=== Given records ===

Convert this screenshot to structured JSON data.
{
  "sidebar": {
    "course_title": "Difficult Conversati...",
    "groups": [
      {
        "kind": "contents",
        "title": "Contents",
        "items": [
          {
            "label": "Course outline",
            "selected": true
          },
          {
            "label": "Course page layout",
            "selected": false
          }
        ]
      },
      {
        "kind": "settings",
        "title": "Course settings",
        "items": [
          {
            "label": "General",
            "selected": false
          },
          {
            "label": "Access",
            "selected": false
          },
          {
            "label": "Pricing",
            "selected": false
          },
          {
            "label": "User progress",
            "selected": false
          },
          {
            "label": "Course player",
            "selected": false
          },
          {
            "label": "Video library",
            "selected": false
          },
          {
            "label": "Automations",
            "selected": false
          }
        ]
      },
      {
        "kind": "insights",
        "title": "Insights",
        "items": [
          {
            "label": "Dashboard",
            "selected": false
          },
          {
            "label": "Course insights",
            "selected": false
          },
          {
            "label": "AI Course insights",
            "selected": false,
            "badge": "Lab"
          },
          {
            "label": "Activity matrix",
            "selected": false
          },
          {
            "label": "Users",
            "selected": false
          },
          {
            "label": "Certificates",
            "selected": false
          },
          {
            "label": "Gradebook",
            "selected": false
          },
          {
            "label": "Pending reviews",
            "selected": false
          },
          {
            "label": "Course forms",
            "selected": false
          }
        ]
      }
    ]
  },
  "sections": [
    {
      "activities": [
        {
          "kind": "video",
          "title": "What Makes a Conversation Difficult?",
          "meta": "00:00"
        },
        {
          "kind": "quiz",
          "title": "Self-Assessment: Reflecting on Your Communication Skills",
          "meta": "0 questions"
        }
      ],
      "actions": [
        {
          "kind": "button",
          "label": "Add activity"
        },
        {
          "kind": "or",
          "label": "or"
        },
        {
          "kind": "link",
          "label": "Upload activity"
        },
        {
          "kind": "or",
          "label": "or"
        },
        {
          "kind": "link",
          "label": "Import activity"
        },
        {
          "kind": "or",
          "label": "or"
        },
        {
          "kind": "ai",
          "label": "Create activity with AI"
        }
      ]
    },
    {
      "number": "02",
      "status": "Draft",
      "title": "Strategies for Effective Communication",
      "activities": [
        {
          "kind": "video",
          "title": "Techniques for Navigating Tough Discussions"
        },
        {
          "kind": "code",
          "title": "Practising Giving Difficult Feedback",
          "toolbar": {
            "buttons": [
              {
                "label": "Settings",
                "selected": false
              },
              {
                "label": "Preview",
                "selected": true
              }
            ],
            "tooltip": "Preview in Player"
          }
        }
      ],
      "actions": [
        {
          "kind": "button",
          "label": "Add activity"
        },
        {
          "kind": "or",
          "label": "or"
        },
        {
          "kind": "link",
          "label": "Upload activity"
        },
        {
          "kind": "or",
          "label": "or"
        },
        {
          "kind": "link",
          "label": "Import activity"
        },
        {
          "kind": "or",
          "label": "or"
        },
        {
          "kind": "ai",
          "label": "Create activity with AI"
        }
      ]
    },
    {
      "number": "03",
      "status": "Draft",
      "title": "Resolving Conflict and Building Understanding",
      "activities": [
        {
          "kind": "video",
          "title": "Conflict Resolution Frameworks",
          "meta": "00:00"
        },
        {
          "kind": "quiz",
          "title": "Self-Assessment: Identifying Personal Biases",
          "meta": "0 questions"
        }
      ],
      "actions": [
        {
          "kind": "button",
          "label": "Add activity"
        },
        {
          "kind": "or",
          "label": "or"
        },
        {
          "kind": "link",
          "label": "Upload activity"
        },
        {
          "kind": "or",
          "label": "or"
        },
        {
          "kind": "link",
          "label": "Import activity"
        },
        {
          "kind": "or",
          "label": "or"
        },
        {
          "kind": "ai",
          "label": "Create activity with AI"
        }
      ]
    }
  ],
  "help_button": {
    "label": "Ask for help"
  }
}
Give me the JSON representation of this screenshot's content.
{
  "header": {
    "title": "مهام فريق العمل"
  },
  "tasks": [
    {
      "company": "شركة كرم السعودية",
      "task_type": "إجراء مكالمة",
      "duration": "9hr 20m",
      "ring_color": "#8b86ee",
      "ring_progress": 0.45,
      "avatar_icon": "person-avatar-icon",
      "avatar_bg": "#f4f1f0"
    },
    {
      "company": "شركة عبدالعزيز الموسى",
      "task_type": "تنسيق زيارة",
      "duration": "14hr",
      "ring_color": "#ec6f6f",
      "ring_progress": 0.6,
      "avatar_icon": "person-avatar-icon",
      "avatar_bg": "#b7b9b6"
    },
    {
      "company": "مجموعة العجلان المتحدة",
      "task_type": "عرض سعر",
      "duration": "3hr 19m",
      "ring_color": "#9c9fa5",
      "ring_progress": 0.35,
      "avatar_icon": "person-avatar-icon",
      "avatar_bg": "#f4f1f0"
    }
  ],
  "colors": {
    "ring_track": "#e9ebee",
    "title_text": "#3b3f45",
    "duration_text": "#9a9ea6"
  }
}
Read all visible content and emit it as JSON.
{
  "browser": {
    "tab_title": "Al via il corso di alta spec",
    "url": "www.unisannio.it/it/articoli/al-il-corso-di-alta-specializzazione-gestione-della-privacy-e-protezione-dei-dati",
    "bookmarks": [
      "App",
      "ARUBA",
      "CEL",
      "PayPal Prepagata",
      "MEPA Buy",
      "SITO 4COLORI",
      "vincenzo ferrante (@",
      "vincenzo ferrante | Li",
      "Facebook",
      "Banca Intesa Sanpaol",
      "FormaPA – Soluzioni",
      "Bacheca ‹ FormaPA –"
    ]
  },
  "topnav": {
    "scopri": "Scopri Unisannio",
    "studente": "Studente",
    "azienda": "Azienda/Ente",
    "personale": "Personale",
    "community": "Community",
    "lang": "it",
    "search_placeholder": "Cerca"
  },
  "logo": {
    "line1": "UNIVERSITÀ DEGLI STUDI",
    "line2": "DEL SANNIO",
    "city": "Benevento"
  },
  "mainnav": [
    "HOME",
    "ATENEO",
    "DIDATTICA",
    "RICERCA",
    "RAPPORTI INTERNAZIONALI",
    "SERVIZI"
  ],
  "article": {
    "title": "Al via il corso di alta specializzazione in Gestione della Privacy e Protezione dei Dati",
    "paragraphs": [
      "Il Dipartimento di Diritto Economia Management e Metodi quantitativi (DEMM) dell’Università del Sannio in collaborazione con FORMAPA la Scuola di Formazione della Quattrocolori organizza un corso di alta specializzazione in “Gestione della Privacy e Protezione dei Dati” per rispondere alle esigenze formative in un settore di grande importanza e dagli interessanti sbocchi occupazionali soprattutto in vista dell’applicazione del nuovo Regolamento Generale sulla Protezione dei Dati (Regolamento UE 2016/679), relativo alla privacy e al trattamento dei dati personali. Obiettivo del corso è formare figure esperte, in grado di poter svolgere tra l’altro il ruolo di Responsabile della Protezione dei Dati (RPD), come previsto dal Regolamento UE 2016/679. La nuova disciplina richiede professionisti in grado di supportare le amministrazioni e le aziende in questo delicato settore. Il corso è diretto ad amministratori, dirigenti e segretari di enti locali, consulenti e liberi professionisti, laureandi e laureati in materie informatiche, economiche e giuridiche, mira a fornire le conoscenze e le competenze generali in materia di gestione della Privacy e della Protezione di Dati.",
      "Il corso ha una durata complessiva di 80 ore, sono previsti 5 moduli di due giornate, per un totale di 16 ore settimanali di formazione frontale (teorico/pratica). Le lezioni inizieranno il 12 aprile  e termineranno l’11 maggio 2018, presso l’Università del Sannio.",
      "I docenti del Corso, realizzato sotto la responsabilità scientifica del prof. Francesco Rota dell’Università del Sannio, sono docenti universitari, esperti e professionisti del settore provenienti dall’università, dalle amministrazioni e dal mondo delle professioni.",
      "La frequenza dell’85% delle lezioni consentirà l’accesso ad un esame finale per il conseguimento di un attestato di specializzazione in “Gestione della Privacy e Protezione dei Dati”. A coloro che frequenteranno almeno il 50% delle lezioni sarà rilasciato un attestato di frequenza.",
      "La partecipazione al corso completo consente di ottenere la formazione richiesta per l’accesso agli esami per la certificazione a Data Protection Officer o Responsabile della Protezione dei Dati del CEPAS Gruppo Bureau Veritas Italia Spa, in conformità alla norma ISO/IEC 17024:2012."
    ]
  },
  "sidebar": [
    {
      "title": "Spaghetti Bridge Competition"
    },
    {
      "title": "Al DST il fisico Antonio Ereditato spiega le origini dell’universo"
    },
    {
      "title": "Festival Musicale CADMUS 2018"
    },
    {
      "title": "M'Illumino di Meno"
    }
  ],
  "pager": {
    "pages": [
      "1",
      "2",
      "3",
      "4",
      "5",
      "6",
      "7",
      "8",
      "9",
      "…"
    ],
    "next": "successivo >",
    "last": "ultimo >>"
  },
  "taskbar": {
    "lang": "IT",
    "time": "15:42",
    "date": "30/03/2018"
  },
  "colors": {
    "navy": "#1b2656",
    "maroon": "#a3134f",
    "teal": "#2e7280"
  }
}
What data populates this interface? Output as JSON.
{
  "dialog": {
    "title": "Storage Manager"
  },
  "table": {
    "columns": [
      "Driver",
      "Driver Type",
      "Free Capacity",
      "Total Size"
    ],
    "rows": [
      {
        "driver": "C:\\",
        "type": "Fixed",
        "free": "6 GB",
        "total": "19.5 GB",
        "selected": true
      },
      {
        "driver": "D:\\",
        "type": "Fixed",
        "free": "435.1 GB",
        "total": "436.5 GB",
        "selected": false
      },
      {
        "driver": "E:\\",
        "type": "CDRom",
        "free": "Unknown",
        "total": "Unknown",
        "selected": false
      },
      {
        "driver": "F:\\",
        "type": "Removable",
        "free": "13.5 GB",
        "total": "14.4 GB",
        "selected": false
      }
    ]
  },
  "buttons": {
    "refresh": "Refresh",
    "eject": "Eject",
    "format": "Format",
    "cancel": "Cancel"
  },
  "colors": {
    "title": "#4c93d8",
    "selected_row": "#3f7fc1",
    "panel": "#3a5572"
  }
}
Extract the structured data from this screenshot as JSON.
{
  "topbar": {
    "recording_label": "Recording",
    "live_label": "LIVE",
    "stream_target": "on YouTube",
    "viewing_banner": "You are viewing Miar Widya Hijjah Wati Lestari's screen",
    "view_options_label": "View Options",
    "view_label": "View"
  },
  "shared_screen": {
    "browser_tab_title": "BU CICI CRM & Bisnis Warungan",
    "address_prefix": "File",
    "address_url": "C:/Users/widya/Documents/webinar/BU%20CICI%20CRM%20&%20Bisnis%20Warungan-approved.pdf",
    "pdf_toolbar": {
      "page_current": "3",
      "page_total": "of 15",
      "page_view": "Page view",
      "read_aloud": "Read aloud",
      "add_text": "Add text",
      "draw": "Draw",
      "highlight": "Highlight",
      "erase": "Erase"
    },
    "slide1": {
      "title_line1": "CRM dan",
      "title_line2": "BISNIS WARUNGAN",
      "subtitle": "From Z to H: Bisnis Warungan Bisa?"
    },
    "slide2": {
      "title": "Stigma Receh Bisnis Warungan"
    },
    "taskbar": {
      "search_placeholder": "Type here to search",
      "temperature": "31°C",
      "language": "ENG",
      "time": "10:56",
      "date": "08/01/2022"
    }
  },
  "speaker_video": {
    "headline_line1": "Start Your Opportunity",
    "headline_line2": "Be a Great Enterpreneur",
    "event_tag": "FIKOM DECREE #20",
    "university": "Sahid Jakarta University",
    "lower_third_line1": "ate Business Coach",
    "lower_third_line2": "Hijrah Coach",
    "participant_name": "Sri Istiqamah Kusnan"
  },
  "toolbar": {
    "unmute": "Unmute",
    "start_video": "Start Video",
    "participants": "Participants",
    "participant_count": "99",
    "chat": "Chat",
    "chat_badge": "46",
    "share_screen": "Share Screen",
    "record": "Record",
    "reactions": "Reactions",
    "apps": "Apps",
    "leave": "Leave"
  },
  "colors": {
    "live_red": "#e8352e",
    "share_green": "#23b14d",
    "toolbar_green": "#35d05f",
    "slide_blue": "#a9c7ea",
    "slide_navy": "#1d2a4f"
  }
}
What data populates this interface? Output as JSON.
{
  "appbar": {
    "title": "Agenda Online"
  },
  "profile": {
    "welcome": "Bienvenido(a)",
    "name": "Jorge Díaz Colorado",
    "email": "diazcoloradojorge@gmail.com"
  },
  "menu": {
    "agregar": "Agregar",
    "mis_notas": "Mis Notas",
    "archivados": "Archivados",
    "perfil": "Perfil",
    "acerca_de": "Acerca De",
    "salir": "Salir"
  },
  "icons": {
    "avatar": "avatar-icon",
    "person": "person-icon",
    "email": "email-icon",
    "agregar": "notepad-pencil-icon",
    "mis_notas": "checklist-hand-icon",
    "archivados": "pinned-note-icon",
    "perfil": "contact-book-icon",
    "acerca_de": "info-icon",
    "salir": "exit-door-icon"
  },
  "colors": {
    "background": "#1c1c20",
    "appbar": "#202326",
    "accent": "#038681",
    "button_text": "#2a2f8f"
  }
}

===

▸ Task statement:
Check each line of the data above for the word "true" and say how many lines have it. Give the number alone.

▸ Complete output:
3